--- Begin Dataset ---
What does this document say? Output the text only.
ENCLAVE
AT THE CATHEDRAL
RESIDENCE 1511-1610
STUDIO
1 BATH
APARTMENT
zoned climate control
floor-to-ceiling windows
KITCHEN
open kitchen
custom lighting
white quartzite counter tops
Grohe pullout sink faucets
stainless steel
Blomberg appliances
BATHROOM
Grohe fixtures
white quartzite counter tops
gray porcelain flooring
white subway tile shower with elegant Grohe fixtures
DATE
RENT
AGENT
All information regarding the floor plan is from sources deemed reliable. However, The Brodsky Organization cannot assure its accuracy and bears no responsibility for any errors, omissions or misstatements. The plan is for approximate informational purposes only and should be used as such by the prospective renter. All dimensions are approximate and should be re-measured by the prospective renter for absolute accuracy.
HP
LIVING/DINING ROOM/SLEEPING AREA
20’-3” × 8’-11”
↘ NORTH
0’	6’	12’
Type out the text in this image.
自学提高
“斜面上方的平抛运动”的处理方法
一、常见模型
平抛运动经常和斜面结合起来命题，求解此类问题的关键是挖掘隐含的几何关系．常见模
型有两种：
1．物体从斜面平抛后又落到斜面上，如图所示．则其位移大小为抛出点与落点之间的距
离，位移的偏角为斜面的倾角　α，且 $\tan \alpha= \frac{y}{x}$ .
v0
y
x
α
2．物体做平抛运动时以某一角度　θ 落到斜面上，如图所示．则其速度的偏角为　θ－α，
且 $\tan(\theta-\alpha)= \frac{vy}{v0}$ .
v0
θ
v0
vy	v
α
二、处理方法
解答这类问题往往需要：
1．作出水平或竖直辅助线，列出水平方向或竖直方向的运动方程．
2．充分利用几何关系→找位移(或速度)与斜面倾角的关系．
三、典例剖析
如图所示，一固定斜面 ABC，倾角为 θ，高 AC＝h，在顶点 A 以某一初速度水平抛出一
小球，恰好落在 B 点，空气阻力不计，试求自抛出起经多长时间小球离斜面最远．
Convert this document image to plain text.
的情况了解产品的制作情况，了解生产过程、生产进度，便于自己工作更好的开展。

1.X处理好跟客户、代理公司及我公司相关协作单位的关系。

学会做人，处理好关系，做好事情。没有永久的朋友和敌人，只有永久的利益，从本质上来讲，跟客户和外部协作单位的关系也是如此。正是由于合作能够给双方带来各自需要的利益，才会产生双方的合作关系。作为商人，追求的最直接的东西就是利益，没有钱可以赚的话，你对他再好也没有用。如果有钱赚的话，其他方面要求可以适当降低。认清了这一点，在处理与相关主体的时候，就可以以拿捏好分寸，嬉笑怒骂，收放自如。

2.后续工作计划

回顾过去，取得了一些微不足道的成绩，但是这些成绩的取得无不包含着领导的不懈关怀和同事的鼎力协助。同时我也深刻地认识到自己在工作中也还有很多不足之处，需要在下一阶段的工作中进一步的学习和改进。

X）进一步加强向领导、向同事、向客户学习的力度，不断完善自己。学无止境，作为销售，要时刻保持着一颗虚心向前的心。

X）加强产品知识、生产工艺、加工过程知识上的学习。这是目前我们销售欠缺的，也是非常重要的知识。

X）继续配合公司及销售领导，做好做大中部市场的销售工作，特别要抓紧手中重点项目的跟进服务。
--- End Dataset ---
To be done |
Return exactly the lines of the data, and only those, from the line with "Type out the text in this image." through the last line, inclusive.

Exercise result |
Type out the text in this image.
自学提高
“斜面上方的平抛运动”的处理方法
一、常见模型
平抛运动经常和斜面结合起来命题，求解此类问题的关键是挖掘隐含的几何关系．常见模
型有两种：
1．物体从斜面平抛后又落到斜面上，如图所示．则其位移大小为抛出点与落点之间的距
离，位移的偏角为斜面的倾角　α，且 $\tan \alpha= \frac{y}{x}$ .
v0
y
x
α
2．物体做平抛运动时以某一角度　θ 落到斜面上，如图所示．则其速度的偏角为　θ－α，
且 $\tan(\theta-\alpha)= \frac{vy}{v0}$ .
v0
θ
v0
vy	v
α
二、处理方法
解答这类问题往往需要：
1．作出水平或竖直辅助线，列出水平方向或竖直方向的运动方程．
2．充分利用几何关系→找位移(或速度)与斜面倾角的关系．
三、典例剖析
如图所示，一固定斜面 ABC，倾角为 θ，高 AC＝h，在顶点 A 以某一初速度水平抛出一
小球，恰好落在 B 点，空气阻力不计，试求自抛出起经多长时间小球离斜面最远．
Convert this document image to plain text.
的情况了解产品的制作情况，了解生产过程、生产进度，便于自己工作更好的开展。

1.X处理好跟客户、代理公司及我公司相关协作单位的关系。

学会做人，处理好关系，做好事情。没有永久的朋友和敌人，只有永久的利益，从本质上来讲，跟客户和外部协作单位的关系也是如此。正是由于合作能够给双方带来各自需要的利益，才会产生双方的合作关系。作为商人，追求的最直接的东西就是利益，没有钱可以赚的话，你对他再好也没有用。如果有钱赚的话，其他方面要求可以适当降低。认清了这一点，在处理与相关主体的时候，就可以以拿捏好分寸，嬉笑怒骂，收放自如。

2.后续工作计划

回顾过去，取得了一些微不足道的成绩，但是这些成绩的取得无不包含着领导的不懈关怀和同事的鼎力协助。同时我也深刻地认识到自己在工作中也还有很多不足之处，需要在下一阶段的工作中进一步的学习和改进。

X）进一步加强向领导、向同事、向客户学习的力度，不断完善自己。学无止境，作为销售，要时刻保持着一颗虚心向前的心。

X）加强产品知识、生产工艺、加工过程知识上的学习。这是目前我们销售欠缺的，也是非常重要的知识。

X）继续配合公司及销售领导，做好做大中部市场的销售工作，特别要抓紧手中重点项目的跟进服务。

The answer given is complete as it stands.